Data section:
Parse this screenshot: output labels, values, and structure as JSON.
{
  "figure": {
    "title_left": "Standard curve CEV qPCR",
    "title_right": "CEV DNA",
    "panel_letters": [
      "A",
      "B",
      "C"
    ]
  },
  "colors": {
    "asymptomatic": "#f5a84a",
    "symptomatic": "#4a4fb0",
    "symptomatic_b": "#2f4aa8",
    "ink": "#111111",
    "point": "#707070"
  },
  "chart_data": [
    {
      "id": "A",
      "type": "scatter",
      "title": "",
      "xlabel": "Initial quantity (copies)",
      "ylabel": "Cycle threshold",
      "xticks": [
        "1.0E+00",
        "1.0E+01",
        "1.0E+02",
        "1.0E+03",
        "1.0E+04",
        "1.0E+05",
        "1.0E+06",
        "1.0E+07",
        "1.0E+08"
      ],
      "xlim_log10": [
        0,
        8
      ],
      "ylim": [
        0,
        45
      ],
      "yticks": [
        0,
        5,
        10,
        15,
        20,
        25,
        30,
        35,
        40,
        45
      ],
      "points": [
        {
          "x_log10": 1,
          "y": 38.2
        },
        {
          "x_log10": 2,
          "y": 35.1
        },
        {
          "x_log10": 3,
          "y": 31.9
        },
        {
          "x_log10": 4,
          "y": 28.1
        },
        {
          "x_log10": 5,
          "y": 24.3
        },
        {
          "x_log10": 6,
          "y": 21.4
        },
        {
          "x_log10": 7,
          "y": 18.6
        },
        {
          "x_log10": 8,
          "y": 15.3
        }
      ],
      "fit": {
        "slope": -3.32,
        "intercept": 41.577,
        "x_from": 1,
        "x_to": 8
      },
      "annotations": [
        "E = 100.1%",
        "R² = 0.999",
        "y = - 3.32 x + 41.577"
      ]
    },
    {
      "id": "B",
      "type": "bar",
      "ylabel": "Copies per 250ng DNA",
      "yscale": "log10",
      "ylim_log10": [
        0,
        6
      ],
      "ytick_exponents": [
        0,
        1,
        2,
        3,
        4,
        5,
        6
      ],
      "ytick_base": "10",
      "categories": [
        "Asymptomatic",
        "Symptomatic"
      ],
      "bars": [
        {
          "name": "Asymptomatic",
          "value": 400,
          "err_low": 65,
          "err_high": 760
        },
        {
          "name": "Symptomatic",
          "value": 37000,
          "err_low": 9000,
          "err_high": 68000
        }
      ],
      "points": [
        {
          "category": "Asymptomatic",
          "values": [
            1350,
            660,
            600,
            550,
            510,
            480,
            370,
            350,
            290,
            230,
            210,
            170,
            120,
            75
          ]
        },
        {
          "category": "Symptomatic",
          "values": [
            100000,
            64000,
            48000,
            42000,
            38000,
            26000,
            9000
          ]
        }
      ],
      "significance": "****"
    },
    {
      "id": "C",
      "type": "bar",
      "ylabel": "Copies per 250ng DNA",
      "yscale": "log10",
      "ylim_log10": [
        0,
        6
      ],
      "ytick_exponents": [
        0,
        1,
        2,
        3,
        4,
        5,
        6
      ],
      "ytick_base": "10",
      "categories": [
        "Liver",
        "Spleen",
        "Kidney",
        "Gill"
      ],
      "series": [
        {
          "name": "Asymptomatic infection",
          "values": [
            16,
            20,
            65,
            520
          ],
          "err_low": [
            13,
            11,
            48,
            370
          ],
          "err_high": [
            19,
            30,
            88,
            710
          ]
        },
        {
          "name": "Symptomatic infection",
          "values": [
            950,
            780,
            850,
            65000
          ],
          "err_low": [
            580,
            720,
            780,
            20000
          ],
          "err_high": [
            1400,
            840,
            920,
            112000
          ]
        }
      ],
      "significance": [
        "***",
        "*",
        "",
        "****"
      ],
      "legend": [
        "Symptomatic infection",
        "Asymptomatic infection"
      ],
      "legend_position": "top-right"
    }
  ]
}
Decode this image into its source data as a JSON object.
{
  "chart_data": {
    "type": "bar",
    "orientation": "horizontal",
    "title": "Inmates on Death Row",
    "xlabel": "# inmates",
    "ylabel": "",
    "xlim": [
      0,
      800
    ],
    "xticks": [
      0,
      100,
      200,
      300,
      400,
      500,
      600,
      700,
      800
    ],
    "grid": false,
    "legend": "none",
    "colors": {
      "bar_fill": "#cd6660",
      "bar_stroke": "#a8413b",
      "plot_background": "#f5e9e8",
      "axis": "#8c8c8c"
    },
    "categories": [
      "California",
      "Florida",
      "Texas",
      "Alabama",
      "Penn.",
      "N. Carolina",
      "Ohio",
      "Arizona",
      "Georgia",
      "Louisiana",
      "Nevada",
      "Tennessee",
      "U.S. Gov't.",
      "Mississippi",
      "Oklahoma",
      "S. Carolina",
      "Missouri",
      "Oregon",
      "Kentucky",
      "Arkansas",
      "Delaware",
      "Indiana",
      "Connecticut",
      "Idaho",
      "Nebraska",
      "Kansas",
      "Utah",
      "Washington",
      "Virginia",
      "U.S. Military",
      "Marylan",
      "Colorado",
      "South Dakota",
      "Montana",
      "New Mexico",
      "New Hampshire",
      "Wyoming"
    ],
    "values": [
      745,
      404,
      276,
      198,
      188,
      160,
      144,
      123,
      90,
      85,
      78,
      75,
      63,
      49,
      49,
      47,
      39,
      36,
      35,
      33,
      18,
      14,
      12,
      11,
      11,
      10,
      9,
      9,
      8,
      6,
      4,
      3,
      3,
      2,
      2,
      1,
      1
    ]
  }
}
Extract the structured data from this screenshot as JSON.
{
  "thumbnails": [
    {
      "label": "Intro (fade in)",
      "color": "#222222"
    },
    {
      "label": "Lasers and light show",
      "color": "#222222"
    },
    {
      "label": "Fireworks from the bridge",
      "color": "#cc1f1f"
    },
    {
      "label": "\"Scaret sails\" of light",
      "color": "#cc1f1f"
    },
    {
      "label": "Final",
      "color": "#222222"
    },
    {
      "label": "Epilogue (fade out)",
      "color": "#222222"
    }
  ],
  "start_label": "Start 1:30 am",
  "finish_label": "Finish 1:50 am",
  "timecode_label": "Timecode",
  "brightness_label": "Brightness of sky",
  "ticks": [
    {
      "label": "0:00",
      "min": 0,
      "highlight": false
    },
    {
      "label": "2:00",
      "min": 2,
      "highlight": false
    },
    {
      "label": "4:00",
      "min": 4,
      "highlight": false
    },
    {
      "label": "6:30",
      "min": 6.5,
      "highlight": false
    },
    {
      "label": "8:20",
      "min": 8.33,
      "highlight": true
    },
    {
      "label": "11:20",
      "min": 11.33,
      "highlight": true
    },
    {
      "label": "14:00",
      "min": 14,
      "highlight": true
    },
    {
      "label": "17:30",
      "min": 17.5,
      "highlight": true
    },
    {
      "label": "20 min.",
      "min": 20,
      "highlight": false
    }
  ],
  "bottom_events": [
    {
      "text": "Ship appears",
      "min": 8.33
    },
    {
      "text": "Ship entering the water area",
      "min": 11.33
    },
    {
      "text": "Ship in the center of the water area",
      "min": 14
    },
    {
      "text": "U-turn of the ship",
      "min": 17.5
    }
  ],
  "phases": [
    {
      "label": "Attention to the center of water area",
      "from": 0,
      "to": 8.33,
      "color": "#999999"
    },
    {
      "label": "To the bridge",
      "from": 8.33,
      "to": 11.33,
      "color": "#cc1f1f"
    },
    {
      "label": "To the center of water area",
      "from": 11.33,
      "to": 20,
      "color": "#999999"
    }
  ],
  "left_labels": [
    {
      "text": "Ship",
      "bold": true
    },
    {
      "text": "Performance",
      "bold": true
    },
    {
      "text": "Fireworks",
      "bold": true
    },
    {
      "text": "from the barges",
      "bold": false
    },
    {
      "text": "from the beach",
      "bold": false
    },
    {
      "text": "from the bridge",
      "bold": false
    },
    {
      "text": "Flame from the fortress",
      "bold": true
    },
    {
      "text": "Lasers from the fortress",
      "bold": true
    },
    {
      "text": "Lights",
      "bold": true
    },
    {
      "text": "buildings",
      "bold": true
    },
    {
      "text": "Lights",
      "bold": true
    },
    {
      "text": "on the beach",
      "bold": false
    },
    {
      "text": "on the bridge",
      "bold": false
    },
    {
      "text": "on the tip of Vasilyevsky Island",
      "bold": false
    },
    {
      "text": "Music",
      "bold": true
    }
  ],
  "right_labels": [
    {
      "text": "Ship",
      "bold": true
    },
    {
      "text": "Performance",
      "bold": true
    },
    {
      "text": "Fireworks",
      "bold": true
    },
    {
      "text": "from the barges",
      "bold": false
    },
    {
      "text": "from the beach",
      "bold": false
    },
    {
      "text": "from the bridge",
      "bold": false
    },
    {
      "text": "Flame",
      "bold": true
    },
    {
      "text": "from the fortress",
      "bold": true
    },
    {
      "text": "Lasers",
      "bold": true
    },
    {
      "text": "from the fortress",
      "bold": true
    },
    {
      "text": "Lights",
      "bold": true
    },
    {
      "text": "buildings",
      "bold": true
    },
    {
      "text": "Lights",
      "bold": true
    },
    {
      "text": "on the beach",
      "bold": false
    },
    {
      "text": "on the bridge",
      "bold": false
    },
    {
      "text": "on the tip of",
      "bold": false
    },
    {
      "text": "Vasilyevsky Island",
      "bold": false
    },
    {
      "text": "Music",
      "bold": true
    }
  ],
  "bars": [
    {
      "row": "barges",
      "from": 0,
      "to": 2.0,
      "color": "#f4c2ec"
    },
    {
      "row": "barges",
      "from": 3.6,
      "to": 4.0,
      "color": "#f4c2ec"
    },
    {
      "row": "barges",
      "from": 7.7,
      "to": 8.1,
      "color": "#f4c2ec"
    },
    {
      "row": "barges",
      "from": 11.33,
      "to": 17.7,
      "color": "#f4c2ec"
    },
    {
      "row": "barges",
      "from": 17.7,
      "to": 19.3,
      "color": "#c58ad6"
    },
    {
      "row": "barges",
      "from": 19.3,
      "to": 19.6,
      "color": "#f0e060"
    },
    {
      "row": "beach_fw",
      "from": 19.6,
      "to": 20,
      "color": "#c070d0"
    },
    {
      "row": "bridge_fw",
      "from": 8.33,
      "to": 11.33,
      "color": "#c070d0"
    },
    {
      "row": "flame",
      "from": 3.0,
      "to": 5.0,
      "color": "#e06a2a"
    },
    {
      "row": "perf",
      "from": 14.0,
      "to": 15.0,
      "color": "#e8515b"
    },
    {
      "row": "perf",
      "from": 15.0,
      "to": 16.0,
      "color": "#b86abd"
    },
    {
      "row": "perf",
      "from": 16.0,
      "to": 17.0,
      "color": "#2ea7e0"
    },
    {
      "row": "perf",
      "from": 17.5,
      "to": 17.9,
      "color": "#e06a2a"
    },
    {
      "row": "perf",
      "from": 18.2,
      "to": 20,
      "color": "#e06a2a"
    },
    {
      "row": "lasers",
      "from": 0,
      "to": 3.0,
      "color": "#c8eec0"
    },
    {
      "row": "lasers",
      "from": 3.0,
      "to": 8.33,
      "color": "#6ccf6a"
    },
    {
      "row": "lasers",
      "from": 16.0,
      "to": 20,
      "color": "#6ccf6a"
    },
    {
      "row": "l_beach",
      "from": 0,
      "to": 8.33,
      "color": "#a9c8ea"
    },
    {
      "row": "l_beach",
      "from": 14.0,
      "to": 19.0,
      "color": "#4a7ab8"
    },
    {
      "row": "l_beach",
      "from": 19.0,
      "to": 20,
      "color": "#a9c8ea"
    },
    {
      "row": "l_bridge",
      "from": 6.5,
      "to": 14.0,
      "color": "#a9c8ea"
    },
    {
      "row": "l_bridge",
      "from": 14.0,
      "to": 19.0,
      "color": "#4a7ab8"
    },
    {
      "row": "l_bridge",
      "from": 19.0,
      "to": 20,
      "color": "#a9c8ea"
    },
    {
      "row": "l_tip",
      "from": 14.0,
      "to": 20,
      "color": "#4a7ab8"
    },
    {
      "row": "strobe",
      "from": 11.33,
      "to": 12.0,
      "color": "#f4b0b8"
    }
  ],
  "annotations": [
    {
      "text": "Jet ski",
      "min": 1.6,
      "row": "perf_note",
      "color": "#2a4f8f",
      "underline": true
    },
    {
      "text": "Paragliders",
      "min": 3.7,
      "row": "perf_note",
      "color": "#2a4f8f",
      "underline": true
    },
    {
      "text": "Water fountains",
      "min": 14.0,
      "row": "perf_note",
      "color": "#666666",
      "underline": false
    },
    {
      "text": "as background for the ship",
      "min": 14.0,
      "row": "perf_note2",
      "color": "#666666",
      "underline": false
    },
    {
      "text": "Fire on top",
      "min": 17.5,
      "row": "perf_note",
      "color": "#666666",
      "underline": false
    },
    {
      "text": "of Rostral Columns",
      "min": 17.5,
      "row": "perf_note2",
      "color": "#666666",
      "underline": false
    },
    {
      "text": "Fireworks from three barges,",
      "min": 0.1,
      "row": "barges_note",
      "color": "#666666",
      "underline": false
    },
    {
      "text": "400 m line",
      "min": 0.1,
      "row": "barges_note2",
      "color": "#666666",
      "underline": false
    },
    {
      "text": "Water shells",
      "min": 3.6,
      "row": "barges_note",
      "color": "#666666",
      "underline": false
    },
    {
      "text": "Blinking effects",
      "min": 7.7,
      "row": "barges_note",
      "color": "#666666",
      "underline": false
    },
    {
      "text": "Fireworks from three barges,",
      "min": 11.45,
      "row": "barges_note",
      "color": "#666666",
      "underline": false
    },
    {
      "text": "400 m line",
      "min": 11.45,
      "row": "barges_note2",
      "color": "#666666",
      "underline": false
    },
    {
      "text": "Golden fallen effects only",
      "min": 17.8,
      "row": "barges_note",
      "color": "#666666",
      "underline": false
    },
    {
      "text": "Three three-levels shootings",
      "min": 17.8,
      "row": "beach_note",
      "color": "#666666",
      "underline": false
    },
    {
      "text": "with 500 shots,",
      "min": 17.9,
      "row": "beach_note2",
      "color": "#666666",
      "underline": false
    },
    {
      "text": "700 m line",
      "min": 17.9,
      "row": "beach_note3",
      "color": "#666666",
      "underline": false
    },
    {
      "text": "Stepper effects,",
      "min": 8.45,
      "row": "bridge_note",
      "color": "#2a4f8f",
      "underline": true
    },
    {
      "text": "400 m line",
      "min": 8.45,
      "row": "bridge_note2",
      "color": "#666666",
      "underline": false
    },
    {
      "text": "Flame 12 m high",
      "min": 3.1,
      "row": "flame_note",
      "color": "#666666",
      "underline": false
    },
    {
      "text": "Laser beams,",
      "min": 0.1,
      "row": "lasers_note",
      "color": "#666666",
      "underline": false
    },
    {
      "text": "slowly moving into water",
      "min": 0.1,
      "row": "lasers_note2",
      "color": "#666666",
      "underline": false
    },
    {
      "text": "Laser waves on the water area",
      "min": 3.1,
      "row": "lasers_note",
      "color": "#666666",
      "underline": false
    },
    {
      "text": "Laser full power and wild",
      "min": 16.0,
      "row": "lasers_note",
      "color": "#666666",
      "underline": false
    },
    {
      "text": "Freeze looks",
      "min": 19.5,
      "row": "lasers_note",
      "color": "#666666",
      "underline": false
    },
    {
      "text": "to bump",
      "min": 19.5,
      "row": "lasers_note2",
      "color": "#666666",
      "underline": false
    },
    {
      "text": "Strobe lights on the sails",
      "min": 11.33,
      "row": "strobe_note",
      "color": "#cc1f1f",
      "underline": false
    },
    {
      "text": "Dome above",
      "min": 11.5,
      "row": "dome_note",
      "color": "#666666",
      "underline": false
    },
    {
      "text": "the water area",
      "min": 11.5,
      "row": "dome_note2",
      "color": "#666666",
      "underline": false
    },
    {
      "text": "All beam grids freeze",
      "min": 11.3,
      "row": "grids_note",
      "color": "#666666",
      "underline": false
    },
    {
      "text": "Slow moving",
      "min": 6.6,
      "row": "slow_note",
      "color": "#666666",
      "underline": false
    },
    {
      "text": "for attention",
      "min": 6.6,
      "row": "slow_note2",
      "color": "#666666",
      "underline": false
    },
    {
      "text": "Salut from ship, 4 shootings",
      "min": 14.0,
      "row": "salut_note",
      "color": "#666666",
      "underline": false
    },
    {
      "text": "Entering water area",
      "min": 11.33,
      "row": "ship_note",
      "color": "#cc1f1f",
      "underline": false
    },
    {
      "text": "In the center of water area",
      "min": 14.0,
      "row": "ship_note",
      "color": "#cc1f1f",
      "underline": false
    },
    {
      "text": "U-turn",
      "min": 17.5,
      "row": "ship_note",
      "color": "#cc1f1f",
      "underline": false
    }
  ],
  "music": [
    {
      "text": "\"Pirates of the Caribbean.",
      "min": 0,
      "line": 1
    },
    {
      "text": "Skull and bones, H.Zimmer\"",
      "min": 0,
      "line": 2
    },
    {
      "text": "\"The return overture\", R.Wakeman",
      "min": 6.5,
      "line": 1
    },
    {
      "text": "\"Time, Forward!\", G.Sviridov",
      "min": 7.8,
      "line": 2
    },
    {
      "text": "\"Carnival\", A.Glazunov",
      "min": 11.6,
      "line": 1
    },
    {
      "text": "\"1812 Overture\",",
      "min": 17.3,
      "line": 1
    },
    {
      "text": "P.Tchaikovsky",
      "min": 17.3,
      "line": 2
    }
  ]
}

Required work:
Return the number of lines that include the word "Vasilyevsky", and nothing else.

Result:
2